Stated problem: In the entries that follow, how many lines contain "screenshot"? Answer with the number only.

Collected data entries:
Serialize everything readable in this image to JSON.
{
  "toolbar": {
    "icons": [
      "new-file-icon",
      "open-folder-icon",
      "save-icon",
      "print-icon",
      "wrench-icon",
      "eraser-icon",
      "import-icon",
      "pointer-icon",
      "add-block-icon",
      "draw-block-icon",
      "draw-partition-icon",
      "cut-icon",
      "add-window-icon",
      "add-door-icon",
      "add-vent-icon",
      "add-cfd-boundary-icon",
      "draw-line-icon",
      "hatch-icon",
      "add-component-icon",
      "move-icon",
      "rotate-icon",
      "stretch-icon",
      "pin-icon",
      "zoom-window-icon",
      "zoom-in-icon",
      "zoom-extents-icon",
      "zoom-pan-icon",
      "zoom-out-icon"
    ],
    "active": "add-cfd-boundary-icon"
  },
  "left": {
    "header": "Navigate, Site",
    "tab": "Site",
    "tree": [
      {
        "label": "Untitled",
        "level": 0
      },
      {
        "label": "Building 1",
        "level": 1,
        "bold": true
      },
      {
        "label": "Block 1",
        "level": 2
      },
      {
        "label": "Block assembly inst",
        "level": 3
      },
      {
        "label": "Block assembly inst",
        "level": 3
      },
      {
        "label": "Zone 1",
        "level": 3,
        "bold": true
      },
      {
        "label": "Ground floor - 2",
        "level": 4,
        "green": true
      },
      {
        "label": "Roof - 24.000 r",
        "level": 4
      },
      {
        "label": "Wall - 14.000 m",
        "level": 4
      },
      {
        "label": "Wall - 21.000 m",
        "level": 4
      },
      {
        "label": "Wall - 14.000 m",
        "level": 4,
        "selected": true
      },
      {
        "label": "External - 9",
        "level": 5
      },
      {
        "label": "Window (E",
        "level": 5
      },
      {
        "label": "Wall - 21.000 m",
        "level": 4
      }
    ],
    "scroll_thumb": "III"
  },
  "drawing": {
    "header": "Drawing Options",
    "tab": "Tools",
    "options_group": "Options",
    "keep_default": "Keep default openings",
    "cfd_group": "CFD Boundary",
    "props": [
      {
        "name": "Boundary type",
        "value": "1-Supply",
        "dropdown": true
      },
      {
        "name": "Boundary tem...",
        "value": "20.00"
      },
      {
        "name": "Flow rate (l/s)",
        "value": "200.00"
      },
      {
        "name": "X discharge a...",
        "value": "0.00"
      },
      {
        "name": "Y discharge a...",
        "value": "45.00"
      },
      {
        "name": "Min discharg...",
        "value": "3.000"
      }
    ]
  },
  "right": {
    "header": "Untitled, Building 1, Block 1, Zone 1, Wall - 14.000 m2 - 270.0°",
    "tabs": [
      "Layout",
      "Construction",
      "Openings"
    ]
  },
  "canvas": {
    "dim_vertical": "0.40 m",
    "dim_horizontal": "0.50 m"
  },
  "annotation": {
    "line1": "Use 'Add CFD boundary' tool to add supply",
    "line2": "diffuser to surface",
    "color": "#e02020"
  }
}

--

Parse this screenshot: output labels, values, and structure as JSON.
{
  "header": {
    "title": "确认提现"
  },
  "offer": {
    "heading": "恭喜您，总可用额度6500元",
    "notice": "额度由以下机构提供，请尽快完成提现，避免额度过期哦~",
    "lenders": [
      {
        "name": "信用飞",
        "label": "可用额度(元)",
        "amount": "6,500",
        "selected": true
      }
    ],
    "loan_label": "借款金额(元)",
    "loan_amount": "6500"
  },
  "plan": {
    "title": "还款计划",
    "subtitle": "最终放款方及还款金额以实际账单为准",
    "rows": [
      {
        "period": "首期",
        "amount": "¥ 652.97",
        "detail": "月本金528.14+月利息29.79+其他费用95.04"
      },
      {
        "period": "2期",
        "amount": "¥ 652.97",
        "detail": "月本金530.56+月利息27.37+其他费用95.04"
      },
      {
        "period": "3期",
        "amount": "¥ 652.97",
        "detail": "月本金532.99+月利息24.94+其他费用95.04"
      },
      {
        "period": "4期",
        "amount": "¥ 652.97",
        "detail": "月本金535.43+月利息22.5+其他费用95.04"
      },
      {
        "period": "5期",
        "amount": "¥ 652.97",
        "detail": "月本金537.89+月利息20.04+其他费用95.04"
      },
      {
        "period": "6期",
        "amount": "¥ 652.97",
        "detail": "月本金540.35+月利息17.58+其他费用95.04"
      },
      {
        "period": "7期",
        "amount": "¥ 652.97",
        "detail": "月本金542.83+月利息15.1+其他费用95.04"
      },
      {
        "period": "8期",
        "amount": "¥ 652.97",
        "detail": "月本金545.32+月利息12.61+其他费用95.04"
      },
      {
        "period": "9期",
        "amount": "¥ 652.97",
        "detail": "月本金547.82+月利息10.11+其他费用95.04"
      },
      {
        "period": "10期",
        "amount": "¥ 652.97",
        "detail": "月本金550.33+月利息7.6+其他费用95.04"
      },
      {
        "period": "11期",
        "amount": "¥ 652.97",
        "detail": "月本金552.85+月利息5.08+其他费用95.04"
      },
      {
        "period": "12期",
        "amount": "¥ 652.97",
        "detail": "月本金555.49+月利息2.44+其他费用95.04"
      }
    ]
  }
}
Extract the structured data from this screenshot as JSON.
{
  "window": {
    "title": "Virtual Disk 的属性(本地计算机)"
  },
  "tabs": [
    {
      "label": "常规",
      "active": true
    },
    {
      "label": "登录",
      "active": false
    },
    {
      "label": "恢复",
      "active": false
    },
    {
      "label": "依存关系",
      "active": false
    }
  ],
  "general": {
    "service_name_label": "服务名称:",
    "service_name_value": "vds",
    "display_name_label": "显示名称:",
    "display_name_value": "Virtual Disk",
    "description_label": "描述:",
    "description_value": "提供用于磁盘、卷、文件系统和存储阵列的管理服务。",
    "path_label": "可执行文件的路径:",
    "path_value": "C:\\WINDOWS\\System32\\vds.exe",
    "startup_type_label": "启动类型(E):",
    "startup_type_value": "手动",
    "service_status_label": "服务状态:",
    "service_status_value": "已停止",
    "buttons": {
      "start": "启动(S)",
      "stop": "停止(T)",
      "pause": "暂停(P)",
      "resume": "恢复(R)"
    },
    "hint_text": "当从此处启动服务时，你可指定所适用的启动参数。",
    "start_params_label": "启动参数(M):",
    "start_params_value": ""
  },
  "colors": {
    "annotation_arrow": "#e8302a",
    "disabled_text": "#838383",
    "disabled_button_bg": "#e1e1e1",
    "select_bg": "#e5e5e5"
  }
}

Written solution: 2